[WHAT NEEDS TO BE DONE]:
Among the lines of the data, copy those that hold "birds".

[EXERCISE MATERIALS]:
━━━
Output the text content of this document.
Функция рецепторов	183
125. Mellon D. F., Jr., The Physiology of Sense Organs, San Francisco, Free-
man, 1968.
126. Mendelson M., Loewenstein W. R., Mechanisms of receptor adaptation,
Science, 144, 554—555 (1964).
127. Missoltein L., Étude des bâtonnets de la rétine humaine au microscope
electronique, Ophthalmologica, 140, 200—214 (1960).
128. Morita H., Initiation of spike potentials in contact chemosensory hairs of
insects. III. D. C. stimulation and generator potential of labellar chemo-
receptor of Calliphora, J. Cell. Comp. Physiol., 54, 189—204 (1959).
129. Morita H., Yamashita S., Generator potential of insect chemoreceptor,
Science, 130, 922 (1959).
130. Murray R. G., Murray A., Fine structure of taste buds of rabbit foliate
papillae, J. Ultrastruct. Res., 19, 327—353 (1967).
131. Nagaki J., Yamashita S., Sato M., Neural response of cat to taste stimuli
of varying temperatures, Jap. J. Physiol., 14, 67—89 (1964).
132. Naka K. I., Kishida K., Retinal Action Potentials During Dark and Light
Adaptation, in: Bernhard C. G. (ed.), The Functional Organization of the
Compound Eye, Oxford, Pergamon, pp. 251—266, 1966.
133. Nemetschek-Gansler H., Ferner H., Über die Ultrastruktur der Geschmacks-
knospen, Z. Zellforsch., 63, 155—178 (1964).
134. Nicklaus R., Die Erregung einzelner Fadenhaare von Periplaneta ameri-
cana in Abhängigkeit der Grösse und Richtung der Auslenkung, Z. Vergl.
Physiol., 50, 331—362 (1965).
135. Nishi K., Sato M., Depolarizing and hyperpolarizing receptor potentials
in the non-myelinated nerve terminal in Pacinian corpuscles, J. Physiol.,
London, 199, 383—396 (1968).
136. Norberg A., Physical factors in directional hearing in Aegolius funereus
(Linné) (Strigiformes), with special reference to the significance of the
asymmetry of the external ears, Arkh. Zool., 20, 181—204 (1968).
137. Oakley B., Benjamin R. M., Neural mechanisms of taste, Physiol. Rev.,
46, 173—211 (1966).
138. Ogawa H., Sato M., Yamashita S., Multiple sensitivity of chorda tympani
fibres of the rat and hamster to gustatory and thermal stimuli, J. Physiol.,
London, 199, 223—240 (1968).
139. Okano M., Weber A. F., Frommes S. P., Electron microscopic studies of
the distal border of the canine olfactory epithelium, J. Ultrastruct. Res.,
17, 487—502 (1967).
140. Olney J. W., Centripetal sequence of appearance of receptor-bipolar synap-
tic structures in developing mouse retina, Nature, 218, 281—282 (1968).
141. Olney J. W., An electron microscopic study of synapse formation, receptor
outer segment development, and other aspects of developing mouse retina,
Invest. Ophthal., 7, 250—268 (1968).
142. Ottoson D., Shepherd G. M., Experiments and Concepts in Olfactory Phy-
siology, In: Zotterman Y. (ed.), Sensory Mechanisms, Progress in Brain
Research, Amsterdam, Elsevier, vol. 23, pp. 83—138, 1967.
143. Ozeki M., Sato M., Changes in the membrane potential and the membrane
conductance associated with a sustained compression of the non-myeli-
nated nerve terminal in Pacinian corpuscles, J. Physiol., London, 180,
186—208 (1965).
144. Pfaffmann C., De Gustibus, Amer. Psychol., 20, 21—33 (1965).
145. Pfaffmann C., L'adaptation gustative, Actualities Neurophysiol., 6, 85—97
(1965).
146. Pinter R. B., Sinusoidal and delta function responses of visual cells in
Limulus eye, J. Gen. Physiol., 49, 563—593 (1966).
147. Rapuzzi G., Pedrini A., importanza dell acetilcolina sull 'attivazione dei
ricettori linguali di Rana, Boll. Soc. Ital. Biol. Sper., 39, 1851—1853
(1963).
━━━
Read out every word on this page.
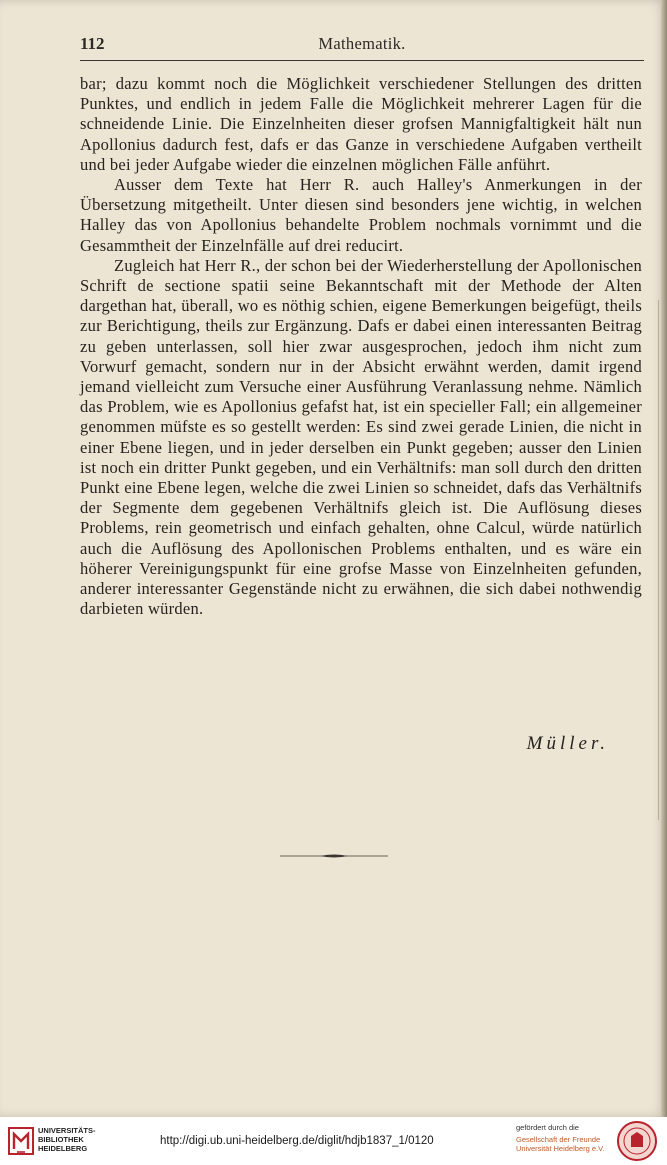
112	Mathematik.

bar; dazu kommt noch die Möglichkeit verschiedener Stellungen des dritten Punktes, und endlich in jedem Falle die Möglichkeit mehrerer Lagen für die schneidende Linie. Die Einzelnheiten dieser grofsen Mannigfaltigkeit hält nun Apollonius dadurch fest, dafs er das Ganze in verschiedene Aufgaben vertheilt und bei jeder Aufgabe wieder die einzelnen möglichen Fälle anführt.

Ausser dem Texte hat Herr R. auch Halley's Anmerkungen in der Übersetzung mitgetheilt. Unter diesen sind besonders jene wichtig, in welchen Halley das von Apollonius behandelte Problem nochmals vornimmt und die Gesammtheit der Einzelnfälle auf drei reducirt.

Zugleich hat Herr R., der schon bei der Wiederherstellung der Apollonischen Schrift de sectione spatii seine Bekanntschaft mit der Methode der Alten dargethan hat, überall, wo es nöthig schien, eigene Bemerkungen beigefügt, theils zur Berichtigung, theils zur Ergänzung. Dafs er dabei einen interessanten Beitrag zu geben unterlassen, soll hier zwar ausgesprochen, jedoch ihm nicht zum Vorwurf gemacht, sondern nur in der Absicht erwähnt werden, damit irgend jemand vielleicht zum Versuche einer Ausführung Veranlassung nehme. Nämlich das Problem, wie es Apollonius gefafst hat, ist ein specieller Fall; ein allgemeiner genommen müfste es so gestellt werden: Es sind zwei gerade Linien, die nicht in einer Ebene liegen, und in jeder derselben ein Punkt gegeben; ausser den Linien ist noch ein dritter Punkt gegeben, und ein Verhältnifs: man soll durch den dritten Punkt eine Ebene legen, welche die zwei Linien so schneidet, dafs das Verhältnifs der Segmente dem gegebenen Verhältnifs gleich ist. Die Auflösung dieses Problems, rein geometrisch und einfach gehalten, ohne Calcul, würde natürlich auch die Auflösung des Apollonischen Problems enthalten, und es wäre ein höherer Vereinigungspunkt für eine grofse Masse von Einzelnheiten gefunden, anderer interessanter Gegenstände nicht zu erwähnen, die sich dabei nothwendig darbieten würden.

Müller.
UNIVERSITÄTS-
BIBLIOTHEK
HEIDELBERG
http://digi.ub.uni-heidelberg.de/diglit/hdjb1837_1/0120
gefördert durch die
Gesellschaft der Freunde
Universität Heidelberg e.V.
━━━
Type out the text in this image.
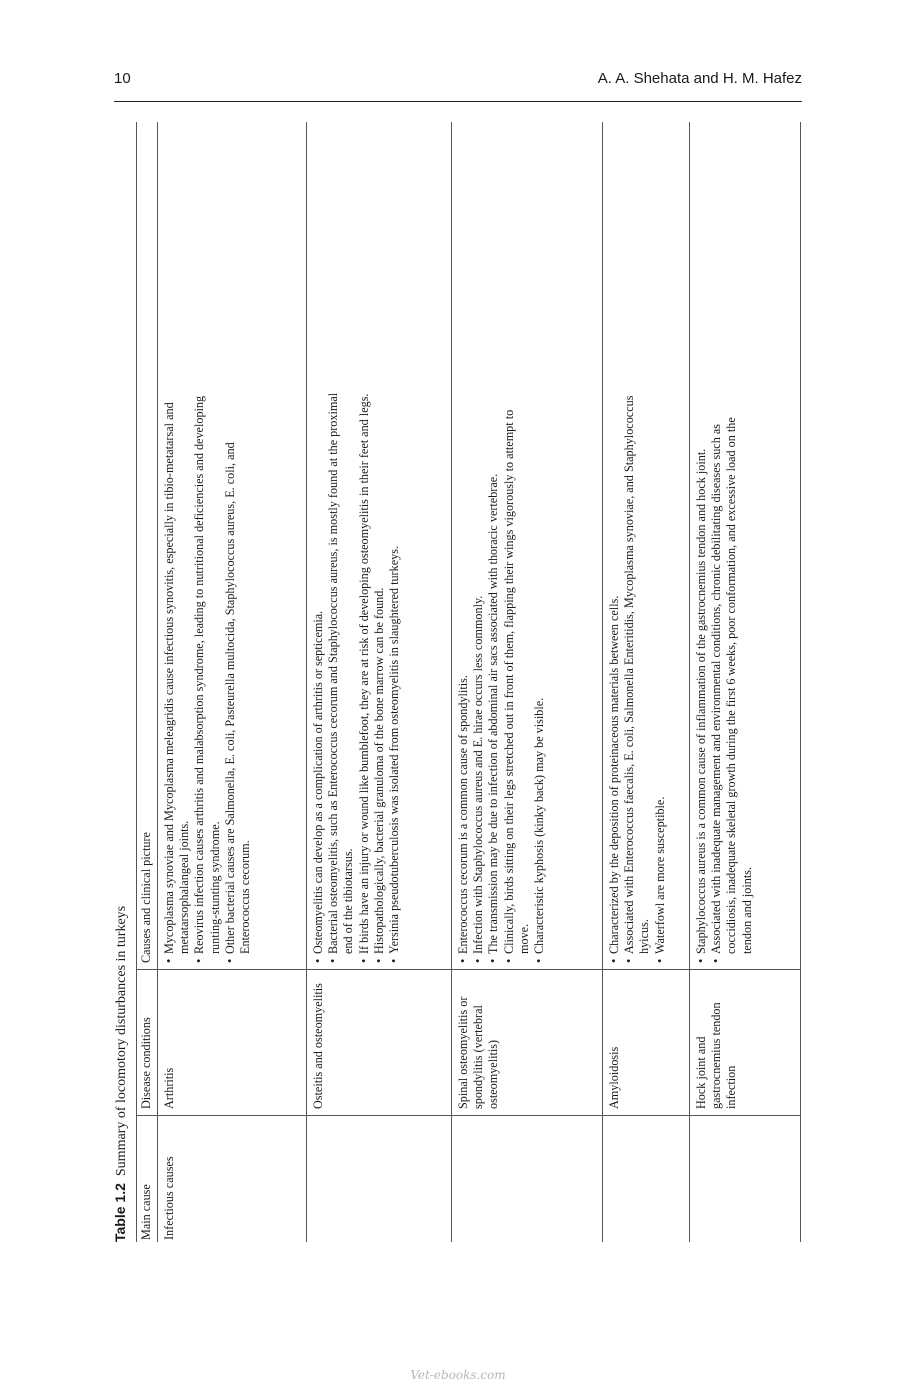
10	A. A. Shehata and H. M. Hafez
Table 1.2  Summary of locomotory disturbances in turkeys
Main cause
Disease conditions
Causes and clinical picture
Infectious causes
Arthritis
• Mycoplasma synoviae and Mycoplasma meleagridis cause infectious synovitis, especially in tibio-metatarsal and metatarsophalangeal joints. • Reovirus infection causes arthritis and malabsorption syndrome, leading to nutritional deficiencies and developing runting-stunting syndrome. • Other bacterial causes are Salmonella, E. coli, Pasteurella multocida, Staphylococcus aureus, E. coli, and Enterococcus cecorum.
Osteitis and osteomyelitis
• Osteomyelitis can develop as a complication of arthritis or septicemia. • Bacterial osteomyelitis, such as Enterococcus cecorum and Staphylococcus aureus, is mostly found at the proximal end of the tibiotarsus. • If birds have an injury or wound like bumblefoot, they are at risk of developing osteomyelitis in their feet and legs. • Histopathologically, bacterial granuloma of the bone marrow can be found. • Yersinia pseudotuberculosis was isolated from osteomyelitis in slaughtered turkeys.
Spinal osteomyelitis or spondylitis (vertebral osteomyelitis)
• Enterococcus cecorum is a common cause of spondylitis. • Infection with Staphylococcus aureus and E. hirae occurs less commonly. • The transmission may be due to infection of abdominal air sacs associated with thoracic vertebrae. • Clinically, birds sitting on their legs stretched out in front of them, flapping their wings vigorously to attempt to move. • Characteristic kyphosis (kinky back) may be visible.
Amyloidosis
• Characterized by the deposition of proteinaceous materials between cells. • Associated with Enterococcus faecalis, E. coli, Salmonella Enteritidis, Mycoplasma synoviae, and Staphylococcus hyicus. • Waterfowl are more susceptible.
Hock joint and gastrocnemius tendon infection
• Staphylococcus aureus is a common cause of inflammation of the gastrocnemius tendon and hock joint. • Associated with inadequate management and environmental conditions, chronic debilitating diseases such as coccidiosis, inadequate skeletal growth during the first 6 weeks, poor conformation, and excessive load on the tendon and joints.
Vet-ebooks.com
━━━
[OUTPUT]:
• Osteomyelitis can develop as a complication of arthritis or septicemia. • Bacterial osteomyelitis, such as Enterococcus cecorum and Staphylococcus aureus, is mostly found at the proximal end of the tibiotarsus. • If birds have an injury or wound like bumblefoot, they are at risk of developing osteomyelitis in their feet and legs. • Histopathologically, bacterial granuloma of the bone marrow can be found. • Yersinia pseudotuberculosis was isolated from osteomyelitis in slaughtered turkeys.
• Enterococcus cecorum is a common cause of spondylitis. • Infection with Staphylococcus aureus and E. hirae occurs less commonly. • The transmission may be due to infection of abdominal air sacs associated with thoracic vertebrae. • Clinically, birds sitting on their legs stretched out in front of them, flapping their wings vigorously to attempt to move. • Characteristic kyphosis (kinky back) may be visible.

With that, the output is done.